ИСТОЧНИК
##########
С одной стороны, в этих идеях, казалось бы, не было ничего особенно революционного. Но, с другой, они принципиально расходились с реалиями советской школы. Поэтому, когда коммунарское движение начало развиваться слишком активно и, по сути, стало альтернативой комсомолу, его не то чтобы убили, а перестали поддерживать.

Но Соловейчик всюду, где мог, говорил об этом. Рассказывал. Объяснял. Увлекал. И когда мы, еще даже не молодые журналисты, а пацаны и девчонки, пытающиеся овладеть профессией, пришли в «Комсомолку», Соловейчик стал идеологом нашего Комбрига.

Мы проводили коммунарские сборы и собственными глазами видели, как работают коммунарские идеи.

Где мы только эти сборы ни проводили! В Москве, в Челябинске – в знаменитой школе Владимира Абрамовича Караковского. Ездили даже в школу для трудновоспитуемых девочек-подростков в Ярославской, по-моему, области: пытались с помощью коммунарских идей воздействовать на юных проституток и убийц.

Сборы длились три дня. И – удивительное дело! – зашоренные советские школьники за три дня преображались! Они, как принято нынче говорить – реально становились другими.

Благодаря чему? В первую очередь, благодаря абсолютно доброжелательной атмосфере сборов. Здесь никто никого не оценивал, и все друг друга слушали. Мнение каждого ребенка учитывалось. Здесь никто не заставлял никого ничего делать.

Вот мы оформляем школу в Челябинске, чтобы она выглядела повеселей. У кого какие идеи? Предлагайте – делайте. Вам нужны помощники? Кто готов помогать?

Одна из главных идей педагогической системы Соловейчика, которая никогда не декларируется, но является основой, фундаментом, сутью – доброжелательность. То есть желание добра всем тем, кто рядом, – будь это твой собственный ребенок, ученик или соратник по коммунарскому сбору.

Я собственными глазами видел, что доброжелательность, оказывается, это серьезная сила. Попав в атмосферу добра, имея при этом конкретные задачи, дети начинали проявлять свои лучшие качества. Выяснялось, что качества эти были у всех, только оставались невостребованными. А тут – пригодились.

Я помню этих трудновоспитуемых девочек, которые за свою коротенькую жизнь пережили такое, что не всякому взрослому присниться. Помню, как удивлялись они изначально доброму отношению к себе. Они к такому не привыкли! Их слушали! Их мнение было важно! С ними вместе хотели работать!

В коммунарской методике, понятно, есть своя система, есть определенная последовательность заданий. Думаю, в нашей ситуации вечной образовательной реформы историки и теоретики педагогики могли бы рассказать об этом подробней.
##########
ЗАДАНИЯ ДЛЯ ВЫПОЛНЕНИЯ
1. Изложите текст о коммунарских сборах в двух предложениях.
2. Продолжите текст о коммунарских сборах с того места, на котором он заканчивается.
Строки к этому никакого отношения не имеют.

БЛОК ДАННЫХ
##########
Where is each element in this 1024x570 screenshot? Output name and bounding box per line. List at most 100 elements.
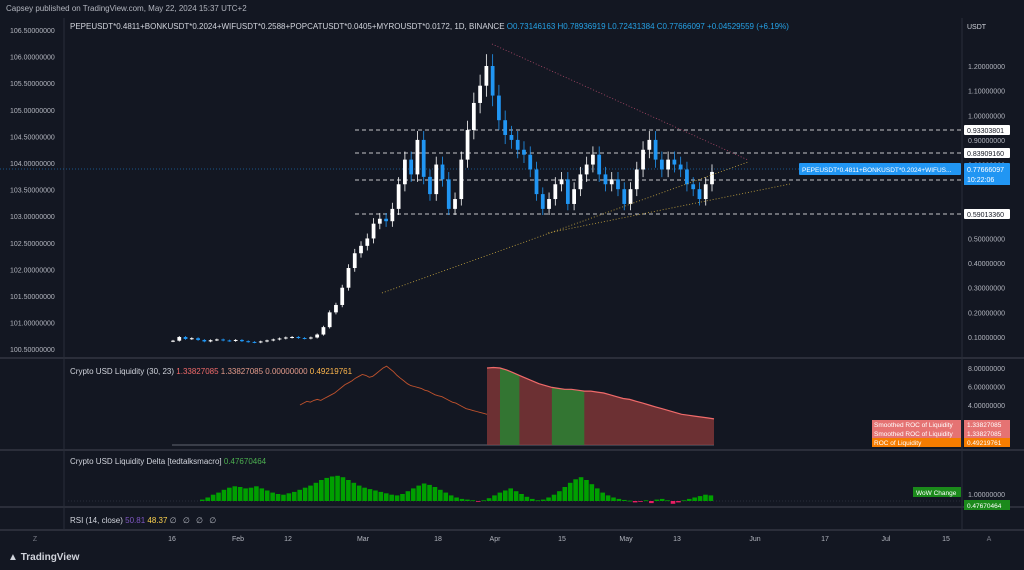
##########
ОТВЕТЫ К УПРАЖНЕНИЯМ
1. Коммунарское движение расходилось с реалиями советской школы и перестало получать поддержку, однако Соловейчик продолжал всюду о нем рассказывать и стал идеологом Комбрига пришедших в «Комсомолку» начинающих журналистов, которые проводили коммунарские сборы в Москве, Челябинске и даже в школе для трудновоспитуемых девочек. За три дня сборов школьники преображались благодаря доброжелательной атмосфере, где никого не оценивали, каждого слушали и никого не заставляли, а сама доброжелательность составляет основу педагогической системы Соловейчика.

2.
Я ни разу не теоретик и не историк. Для меня, как для участника сборов, самым главным было то, что из привычной атмосферы недоброжелательства и ежесекундного воспитания, которой славилась советская школа, я, школьник, попадал в мир, где ко мне все относились хорошо, где меня уважали, где мое мнение было важным.

Я считаю Симона Львовича Соловейчика своим учителем не только потому, что он дал мне очень много практических журналистских советов, которыми я пользуюсь всю свою жизнь. Но эти коммунарские сборы, через которые мне посчастливилось пройти, имели, конечно, решающее значение.

В первую очередь потому, что я очень явственно увидел, что доброжелательность – это сила, которая может переворачивать человеческую жизнь. Добро притягательно.

Согласитесь, одно дело, когда это просто декларируется, и совсем иное – когда ты видишь, как это все работает.

Итак, перед вами главная книга педагога, писателя, философа Симона Львовича Соловейчика.

Можно ли утверждать, что в ней представлена его собственная педагогическая система?

Убежден, что можно. Также уверен в том, что система эта очень поможет, в первую очередь родителям, не только наладить контакт со своим ребенком, но и раскрыть маленького человека.

Для Соловейчика ребенок – это личность.

«Мы воспитываем не ребенка, а человека, – пишет Соловейчик. – Каждому человеку, сколько бы ему ни было, хоть полгода, нужно, чтобы его считали человеком… Считайте человека за человека – больше для воспитания ничего не нужно, здесь – правда, только правда и вся правда».

Когда я стал заниматься своей психофилософской педагогикой, именно этот вывод стал для меня принципиально важным: ребенок – это личность! Если мы научимся к нему относиться так, это поможет решить огромное количество педагогических проблем.

Ребенок – это человек, у которого мы можем очень многому научиться, который не только меняется под нашим воздействием, но и безусловно меняет нас.

Симон Львович Соловейчик был высокий, худой, слегка сутулый человек с очень интеллигентным и добрым лицом. Его глаза, за стеклами очков, всегда смотрели на мир чуть удивленно. И это все делало его похожим на Дон Кихота.

Дон Кихот – это тот, кто живет так, как считает нужным. Живет, защищая свои принципы, даже, когда это вполне кровавая защита.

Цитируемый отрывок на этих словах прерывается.